* [SHORT TASK]:
All entries are to be given again verbatim.

* [RAW DATA]:
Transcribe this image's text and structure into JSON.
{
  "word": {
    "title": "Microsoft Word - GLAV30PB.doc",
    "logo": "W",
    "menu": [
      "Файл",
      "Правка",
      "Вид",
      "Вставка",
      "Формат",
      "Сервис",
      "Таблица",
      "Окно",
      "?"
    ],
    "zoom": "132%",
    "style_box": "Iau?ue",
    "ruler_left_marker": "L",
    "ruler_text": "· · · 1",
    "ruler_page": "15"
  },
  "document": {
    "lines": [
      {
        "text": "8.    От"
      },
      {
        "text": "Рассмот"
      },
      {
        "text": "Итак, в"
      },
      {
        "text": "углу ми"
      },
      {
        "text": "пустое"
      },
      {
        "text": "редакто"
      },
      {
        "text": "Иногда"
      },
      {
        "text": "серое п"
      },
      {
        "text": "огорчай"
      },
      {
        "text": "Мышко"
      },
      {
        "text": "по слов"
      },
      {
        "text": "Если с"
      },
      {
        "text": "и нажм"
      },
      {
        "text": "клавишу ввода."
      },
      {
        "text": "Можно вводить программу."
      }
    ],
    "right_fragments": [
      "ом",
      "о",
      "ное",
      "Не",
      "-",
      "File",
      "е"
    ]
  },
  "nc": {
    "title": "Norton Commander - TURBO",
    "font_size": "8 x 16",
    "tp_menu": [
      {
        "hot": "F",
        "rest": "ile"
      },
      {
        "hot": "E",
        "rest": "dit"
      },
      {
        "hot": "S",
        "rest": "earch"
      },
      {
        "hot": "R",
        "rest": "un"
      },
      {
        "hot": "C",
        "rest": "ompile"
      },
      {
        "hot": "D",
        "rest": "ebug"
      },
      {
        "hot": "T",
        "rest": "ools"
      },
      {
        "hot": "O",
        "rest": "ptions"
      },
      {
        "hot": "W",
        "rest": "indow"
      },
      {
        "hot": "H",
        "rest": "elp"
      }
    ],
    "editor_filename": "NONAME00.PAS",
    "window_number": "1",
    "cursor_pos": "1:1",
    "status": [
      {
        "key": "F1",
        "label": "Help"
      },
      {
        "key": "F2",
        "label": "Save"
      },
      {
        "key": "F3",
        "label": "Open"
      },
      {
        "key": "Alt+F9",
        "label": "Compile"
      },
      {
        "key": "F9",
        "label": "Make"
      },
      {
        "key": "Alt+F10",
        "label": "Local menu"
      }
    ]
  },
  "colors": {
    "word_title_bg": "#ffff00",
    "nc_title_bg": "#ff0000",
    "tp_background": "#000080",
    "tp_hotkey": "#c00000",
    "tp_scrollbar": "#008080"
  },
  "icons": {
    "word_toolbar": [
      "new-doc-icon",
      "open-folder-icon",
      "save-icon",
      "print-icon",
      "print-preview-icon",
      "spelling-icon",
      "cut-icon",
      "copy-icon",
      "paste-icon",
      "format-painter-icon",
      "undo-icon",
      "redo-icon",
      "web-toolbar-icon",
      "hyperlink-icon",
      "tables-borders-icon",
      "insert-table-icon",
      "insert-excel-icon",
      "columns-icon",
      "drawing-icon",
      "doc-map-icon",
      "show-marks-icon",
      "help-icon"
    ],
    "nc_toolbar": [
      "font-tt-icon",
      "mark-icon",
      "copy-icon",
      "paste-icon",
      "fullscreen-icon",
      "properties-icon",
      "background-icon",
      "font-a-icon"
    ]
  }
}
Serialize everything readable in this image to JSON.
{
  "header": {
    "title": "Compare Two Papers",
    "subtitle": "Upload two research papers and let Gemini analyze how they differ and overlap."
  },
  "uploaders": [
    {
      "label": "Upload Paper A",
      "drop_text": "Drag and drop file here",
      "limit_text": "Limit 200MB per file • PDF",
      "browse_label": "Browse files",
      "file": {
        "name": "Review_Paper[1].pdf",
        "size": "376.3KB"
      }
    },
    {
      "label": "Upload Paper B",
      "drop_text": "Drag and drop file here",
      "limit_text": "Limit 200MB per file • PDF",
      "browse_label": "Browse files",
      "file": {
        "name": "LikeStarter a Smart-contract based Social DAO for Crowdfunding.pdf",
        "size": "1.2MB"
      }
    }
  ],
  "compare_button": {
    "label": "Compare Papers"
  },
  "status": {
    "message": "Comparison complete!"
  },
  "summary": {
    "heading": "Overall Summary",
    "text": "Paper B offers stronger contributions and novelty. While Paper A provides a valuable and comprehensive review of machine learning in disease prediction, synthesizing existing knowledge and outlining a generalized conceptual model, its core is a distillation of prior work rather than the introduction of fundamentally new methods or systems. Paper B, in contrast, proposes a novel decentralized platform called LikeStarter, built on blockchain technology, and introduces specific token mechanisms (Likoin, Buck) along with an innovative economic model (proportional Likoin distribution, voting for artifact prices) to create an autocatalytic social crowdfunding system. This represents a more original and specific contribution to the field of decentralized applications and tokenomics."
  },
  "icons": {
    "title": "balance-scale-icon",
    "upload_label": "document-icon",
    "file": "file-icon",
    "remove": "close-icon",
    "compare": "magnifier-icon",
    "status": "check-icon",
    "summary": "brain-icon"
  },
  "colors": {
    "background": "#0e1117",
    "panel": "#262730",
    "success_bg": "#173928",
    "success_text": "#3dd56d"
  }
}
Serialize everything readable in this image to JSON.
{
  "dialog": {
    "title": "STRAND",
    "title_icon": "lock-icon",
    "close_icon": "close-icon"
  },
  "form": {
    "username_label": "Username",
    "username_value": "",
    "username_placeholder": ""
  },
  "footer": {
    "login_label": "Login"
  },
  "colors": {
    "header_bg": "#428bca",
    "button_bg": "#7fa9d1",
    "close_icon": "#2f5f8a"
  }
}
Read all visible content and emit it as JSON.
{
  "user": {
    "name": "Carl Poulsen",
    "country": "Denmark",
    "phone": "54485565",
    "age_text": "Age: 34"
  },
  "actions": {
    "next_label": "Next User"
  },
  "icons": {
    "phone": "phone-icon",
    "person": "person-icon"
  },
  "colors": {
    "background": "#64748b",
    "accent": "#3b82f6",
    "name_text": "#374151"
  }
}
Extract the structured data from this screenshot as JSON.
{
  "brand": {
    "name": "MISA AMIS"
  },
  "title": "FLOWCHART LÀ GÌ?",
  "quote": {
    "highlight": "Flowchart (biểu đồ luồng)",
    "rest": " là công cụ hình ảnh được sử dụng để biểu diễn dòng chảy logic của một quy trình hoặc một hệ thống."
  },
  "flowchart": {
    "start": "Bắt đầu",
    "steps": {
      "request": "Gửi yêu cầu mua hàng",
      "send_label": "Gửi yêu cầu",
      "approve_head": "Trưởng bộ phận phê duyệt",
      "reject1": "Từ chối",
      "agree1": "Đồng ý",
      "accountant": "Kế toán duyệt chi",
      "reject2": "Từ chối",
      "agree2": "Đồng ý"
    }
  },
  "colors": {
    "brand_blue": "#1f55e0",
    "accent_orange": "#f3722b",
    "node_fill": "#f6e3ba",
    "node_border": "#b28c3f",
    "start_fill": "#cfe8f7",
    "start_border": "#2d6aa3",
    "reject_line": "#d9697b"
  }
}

* [ANSWER FOR THE TASK]:
Transcribe this image's text and structure into JSON.
{
  "word": {
    "title": "Microsoft Word - GLAV30PB.doc",
    "logo": "W",
    "menu": [
      "Файл",
      "Правка",
      "Вид",
      "Вставка",
      "Формат",
      "Сервис",
      "Таблица",
      "Окно",
      "?"
    ],
    "zoom": "132%",
    "style_box": "Iau?ue",
    "ruler_left_marker": "L",
    "ruler_text": "· · · 1",
    "ruler_page": "15"
  },
  "document": {
    "lines": [
      {
        "text": "8.    От"
      },
      {
        "text": "Рассмот"
      },
      {
        "text": "Итак, в"
      },
      {
        "text": "углу ми"
      },
      {
        "text": "пустое"
      },
      {
        "text": "редакто"
      },
      {
        "text": "Иногда"
      },
      {
        "text": "серое п"
      },
      {
        "text": "огорчай"
      },
      {
        "text": "Мышко"
      },
      {
        "text": "по слов"
      },
      {
        "text": "Если с"
      },
      {
        "text": "и нажм"
      },
      {
        "text": "клавишу ввода."
      },
      {
        "text": "Можно вводить программу."
      }
    ],
    "right_fragments": [
      "ом",
      "о",
      "ное",
      "Не",
      "-",
      "File",
      "е"
    ]
  },
  "nc": {
    "title": "Norton Commander - TURBO",
    "font_size": "8 x 16",
    "tp_menu": [
      {
        "hot": "F",
        "rest": "ile"
      },
      {
        "hot": "E",
        "rest": "dit"
      },
      {
        "hot": "S",
        "rest": "earch"
      },
      {
        "hot": "R",
        "rest": "un"
      },
      {
        "hot": "C",
        "rest": "ompile"
      },
      {
        "hot": "D",
        "rest": "ebug"
      },
      {
        "hot": "T",
        "rest": "ools"
      },
      {
        "hot": "O",
        "rest": "ptions"
      },
      {
        "hot": "W",
        "rest": "indow"
      },
      {
        "hot": "H",
        "rest": "elp"
      }
    ],
    "editor_filename": "NONAME00.PAS",
    "window_number": "1",
    "cursor_pos": "1:1",
    "status": [
      {
        "key": "F1",
        "label": "Help"
      },
      {
        "key": "F2",
        "label": "Save"
      },
      {
        "key": "F3",
        "label": "Open"
      },
      {
        "key": "Alt+F9",
        "label": "Compile"
      },
      {
        "key": "F9",
        "label": "Make"
      },
      {
        "key": "Alt+F10",
        "label": "Local menu"
      }
    ]
  },
  "colors": {
    "word_title_bg": "#ffff00",
    "nc_title_bg": "#ff0000",
    "tp_background": "#000080",
    "tp_hotkey": "#c00000",
    "tp_scrollbar": "#008080"
  },
  "icons": {
    "word_toolbar": [
      "new-doc-icon",
      "open-folder-icon",
      "save-icon",
      "print-icon",
      "print-preview-icon",
      "spelling-icon",
      "cut-icon",
      "copy-icon",
      "paste-icon",
      "format-painter-icon",
      "undo-icon",
      "redo-icon",
      "web-toolbar-icon",
      "hyperlink-icon",
      "tables-borders-icon",
      "insert-table-icon",
      "insert-excel-icon",
      "columns-icon",
      "drawing-icon",
      "doc-map-icon",
      "show-marks-icon",
      "help-icon"
    ],
    "nc_toolbar": [
      "font-tt-icon",
      "mark-icon",
      "copy-icon",
      "paste-icon",
      "fullscreen-icon",
      "properties-icon",
      "background-icon",
      "font-a-icon"
    ]
  }
}
Serialize everything readable in this image to JSON.
{
  "header": {
    "title": "Compare Two Papers",
    "subtitle": "Upload two research papers and let Gemini analyze how they differ and overlap."
  },
  "uploaders": [
    {
      "label": "Upload Paper A",
      "drop_text": "Drag and drop file here",
      "limit_text": "Limit 200MB per file • PDF",
      "browse_label": "Browse files",
      "file": {
        "name": "Review_Paper[1].pdf",
        "size": "376.3KB"
      }
    },
    {
      "label": "Upload Paper B",
      "drop_text": "Drag and drop file here",
      "limit_text": "Limit 200MB per file • PDF",
      "browse_label": "Browse files",
      "file": {
        "name": "LikeStarter a Smart-contract based Social DAO for Crowdfunding.pdf",
        "size": "1.2MB"
      }
    }
  ],
  "compare_button": {
    "label": "Compare Papers"
  },
  "status": {
    "message": "Comparison complete!"
  },
  "summary": {
    "heading": "Overall Summary",
    "text": "Paper B offers stronger contributions and novelty. While Paper A provides a valuable and comprehensive review of machine learning in disease prediction, synthesizing existing knowledge and outlining a generalized conceptual model, its core is a distillation of prior work rather than the introduction of fundamentally new methods or systems. Paper B, in contrast, proposes a novel decentralized platform called LikeStarter, built on blockchain technology, and introduces specific token mechanisms (Likoin, Buck) along with an innovative economic model (proportional Likoin distribution, voting for artifact prices) to create an autocatalytic social crowdfunding system. This represents a more original and specific contribution to the field of decentralized applications and tokenomics."
  },
  "icons": {
    "title": "balance-scale-icon",
    "upload_label": "document-icon",
    "file": "file-icon",
    "remove": "close-icon",
    "compare": "magnifier-icon",
    "status": "check-icon",
    "summary": "brain-icon"
  },
  "colors": {
    "background": "#0e1117",
    "panel": "#262730",
    "success_bg": "#173928",
    "success_text": "#3dd56d"
  }
}
Serialize everything readable in this image to JSON.
{
  "dialog": {
    "title": "STRAND",
    "title_icon": "lock-icon",
    "close_icon": "close-icon"
  },
  "form": {
    "username_label": "Username",
    "username_value": "",
    "username_placeholder": ""
  },
  "footer": {
    "login_label": "Login"
  },
  "colors": {
    "header_bg": "#428bca",
    "button_bg": "#7fa9d1",
    "close_icon": "#2f5f8a"
  }
}
Read all visible content and emit it as JSON.
{
  "user": {
    "name": "Carl Poulsen",
    "country": "Denmark",
    "phone": "54485565",
    "age_text": "Age: 34"
  },
  "actions": {
    "next_label": "Next User"
  },
  "icons": {
    "phone": "phone-icon",
    "person": "person-icon"
  },
  "colors": {
    "background": "#64748b",
    "accent": "#3b82f6",
    "name_text": "#374151"
  }
}
Extract the structured data from this screenshot as JSON.
{
  "brand": {
    "name": "MISA AMIS"
  },
  "title": "FLOWCHART LÀ GÌ?",
  "quote": {
    "highlight": "Flowchart (biểu đồ luồng)",
    "rest": " là công cụ hình ảnh được sử dụng để biểu diễn dòng chảy logic của một quy trình hoặc một hệ thống."
  },
  "flowchart": {
    "start": "Bắt đầu",
    "steps": {
      "request": "Gửi yêu cầu mua hàng",
      "send_label": "Gửi yêu cầu",
      "approve_head": "Trưởng bộ phận phê duyệt",
      "reject1": "Từ chối",
      "agree1": "Đồng ý",
      "accountant": "Kế toán duyệt chi",
      "reject2": "Từ chối",
      "agree2": "Đồng ý"
    }
  },
  "colors": {
    "brand_blue": "#1f55e0",
    "accent_orange": "#f3722b",
    "node_fill": "#f6e3ba",
    "node_border": "#b28c3f",
    "start_fill": "#cfe8f7",
    "start_border": "#2d6aa3",
    "reject_line": "#d9697b"
  }
}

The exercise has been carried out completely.